Work required: Format every line of the material below as a JSON list of strings, one string per line, with any blank lines omitted.

Raw records:

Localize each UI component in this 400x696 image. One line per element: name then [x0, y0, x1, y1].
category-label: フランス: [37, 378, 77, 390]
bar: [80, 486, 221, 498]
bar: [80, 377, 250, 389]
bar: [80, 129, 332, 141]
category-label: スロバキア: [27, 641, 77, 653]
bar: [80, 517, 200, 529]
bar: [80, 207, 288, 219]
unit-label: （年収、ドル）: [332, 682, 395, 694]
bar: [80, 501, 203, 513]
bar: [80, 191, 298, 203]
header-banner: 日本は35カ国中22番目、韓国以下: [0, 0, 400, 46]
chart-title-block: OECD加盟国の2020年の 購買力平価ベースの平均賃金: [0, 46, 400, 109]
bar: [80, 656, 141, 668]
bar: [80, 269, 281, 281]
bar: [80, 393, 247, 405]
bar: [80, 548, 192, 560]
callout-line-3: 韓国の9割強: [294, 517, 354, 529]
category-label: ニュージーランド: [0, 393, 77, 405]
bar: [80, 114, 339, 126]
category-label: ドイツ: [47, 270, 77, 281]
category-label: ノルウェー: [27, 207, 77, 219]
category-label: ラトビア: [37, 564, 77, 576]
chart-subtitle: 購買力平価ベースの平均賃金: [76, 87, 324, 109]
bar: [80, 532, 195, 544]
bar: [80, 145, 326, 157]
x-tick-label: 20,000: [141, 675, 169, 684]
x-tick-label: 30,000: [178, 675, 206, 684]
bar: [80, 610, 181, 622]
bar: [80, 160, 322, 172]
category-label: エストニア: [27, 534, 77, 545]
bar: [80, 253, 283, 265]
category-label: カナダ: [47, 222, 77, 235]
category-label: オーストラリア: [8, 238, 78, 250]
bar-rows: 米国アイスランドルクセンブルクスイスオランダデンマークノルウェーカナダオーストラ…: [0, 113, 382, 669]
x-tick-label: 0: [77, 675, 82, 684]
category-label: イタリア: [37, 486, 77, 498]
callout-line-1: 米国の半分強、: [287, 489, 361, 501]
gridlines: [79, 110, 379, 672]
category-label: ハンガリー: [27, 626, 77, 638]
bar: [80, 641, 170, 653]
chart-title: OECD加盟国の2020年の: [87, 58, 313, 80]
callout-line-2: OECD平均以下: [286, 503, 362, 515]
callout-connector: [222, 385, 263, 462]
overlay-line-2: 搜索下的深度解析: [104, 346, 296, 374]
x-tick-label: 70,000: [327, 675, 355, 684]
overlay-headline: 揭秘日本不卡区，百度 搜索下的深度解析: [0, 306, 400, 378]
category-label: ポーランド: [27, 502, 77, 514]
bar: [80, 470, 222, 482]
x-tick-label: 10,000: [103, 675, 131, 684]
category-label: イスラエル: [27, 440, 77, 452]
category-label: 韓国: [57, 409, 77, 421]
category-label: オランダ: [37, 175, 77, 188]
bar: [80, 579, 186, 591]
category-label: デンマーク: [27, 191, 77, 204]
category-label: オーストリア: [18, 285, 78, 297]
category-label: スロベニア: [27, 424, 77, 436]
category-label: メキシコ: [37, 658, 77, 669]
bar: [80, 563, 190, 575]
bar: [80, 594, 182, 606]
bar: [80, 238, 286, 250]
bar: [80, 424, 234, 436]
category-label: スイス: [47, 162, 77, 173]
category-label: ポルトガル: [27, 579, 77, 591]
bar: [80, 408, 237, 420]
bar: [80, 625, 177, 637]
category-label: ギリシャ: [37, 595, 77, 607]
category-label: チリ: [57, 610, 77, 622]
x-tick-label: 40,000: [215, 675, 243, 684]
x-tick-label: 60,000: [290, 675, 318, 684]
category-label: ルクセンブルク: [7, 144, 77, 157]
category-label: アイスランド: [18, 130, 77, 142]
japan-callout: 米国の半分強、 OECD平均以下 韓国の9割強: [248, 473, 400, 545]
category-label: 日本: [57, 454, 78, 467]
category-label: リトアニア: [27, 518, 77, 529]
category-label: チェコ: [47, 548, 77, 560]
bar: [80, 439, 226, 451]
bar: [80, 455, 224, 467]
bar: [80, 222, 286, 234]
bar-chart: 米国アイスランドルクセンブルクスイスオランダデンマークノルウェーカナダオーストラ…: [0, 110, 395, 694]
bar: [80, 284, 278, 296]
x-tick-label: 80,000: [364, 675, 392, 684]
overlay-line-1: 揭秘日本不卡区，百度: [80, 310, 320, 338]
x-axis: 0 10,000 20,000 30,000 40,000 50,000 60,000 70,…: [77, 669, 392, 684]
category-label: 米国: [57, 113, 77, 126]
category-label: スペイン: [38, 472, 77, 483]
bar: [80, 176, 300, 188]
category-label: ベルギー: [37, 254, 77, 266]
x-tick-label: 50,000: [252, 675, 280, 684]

Written solution:
[
  "Localize each UI component in this 400x696 image. One line per element: name then [x0, y0, x1, y1].",
  "category-label: フランス: [37, 378, 77, 390]",
  "bar: [80, 486, 221, 498]",
  "bar: [80, 377, 250, 389]",
  "bar: [80, 129, 332, 141]",
  "category-label: スロバキア: [27, 641, 77, 653]",
  "bar: [80, 517, 200, 529]",
  "bar: [80, 207, 288, 219]",
  "unit-label: （年収、ドル）: [332, 682, 395, 694]",
  "bar: [80, 501, 203, 513]",
  "bar: [80, 191, 298, 203]",
  "header-banner: 日本は35カ国中22番目、韓国以下: [0, 0, 400, 46]",
  "chart-title-block: OECD加盟国の2020年の 購買力平価ベースの平均賃金: [0, 46, 400, 109]",
  "bar: [80, 656, 141, 668]",
  "bar: [80, 269, 281, 281]",
  "bar: [80, 393, 247, 405]",
  "bar: [80, 548, 192, 560]",
  "callout-line-3: 韓国の9割強: [294, 517, 354, 529]",
  "category-label: ニュージーランド: [0, 393, 77, 405]",
  "bar: [80, 114, 339, 126]",
  "category-label: ドイツ: [47, 270, 77, 281]",
  "category-label: ノルウェー: [27, 207, 77, 219]",
  "category-label: ラトビア: [37, 564, 77, 576]",
  "chart-subtitle: 購買力平価ベースの平均賃金: [76, 87, 324, 109]",
  "bar: [80, 532, 195, 544]",
  "bar: [80, 145, 326, 157]",
  "x-tick-label: 20,000: [141, 675, 169, 684]",
  "x-tick-label: 30,000: [178, 675, 206, 684]",
  "bar: [80, 610, 181, 622]",
  "bar: [80, 160, 322, 172]",
  "category-label: エストニア: [27, 534, 77, 545]",
  "bar: [80, 253, 283, 265]",
  "category-label: カナダ: [47, 222, 77, 235]",
  "category-label: オーストラリア: [8, 238, 78, 250]",
  "bar-rows: 米国アイスランドルクセンブルクスイスオランダデンマークノルウェーカナダオーストラ…: [0, 113, 382, 669]",
  "x-tick-label: 0: [77, 675, 82, 684]",
  "category-label: イタリア: [37, 486, 77, 498]",
  "callout-line-1: 米国の半分強、: [287, 489, 361, 501]",
  "gridlines: [79, 110, 379, 672]",
  "category-label: ハンガリー: [27, 626, 77, 638]",
  "bar: [80, 641, 170, 653]",
  "chart-title: OECD加盟国の2020年の: [87, 58, 313, 80]",
  "callout-line-2: OECD平均以下: [286, 503, 362, 515]",
  "callout-connector: [222, 385, 263, 462]",
  "overlay-line-2: 搜索下的深度解析: [104, 346, 296, 374]",
  "x-tick-label: 70,000: [327, 675, 355, 684]",
  "overlay-headline: 揭秘日本不卡区，百度 搜索下的深度解析: [0, 306, 400, 378]",
  "category-label: ポーランド: [27, 502, 77, 514]",
  "bar: [80, 470, 222, 482]",
  "x-tick-label: 10,000: [103, 675, 131, 684]",
  "category-label: イスラエル: [27, 440, 77, 452]",
  "category-label: 韓国: [57, 409, 77, 421]",
  "category-label: オランダ: [37, 175, 77, 188]",
  "bar: [80, 579, 186, 591]",
  "category-label: デンマーク: [27, 191, 77, 204]",
  "category-label: オーストリア: [18, 285, 78, 297]",
  "category-label: スロベニア: [27, 424, 77, 436]",
  "category-label: メキシコ: [37, 658, 77, 669]",
  "bar: [80, 563, 190, 575]",
  "bar: [80, 594, 182, 606]",
  "bar: [80, 238, 286, 250]",
  "bar: [80, 424, 234, 436]",
  "category-label: スイス: [47, 162, 77, 173]",
  "category-label: ポルトガル: [27, 579, 77, 591]",
  "bar: [80, 408, 237, 420]",
  "bar: [80, 625, 177, 637]",
  "category-label: ギリシャ: [37, 595, 77, 607]",
  "category-label: チリ: [57, 610, 77, 622]",
  "x-tick-label: 40,000: [215, 675, 243, 684]",
  "x-tick-label: 60,000: [290, 675, 318, 684]",
  "category-label: ルクセンブルク: [7, 144, 77, 157]",
  "category-label: アイスランド: [18, 130, 77, 142]",
  "japan-callout: 米国の半分強、 OECD平均以下 韓国の9割強: [248, 473, 400, 545]",
  "category-label: 日本: [57, 454, 78, 467]",
  "category-label: リトアニア: [27, 518, 77, 529]",
  "category-label: チェコ: [47, 548, 77, 560]",
  "bar: [80, 439, 226, 451]",
  "bar: [80, 455, 224, 467]",
  "bar: [80, 222, 286, 234]",
  "bar-chart: 米国アイスランドルクセンブルクスイスオランダデンマークノルウェーカナダオーストラ…: [0, 110, 395, 694]",
  "bar: [80, 284, 278, 296]",
  "x-tick-label: 80,000: [364, 675, 392, 684]",
  "overlay-line-1: 揭秘日本不卡区，百度: [80, 310, 320, 338]",
  "x-axis: 0 10,000 20,000 30,000 40,000 50,000 60,000 70,…: [77, 669, 392, 684]",
  "category-label: 米国: [57, 113, 77, 126]",
  "category-label: スペイン: [38, 472, 77, 483]",
  "bar: [80, 176, 300, 188]",
  "category-label: ベルギー: [37, 254, 77, 266]",
  "x-tick-label: 50,000: [252, 675, 280, 684]"
]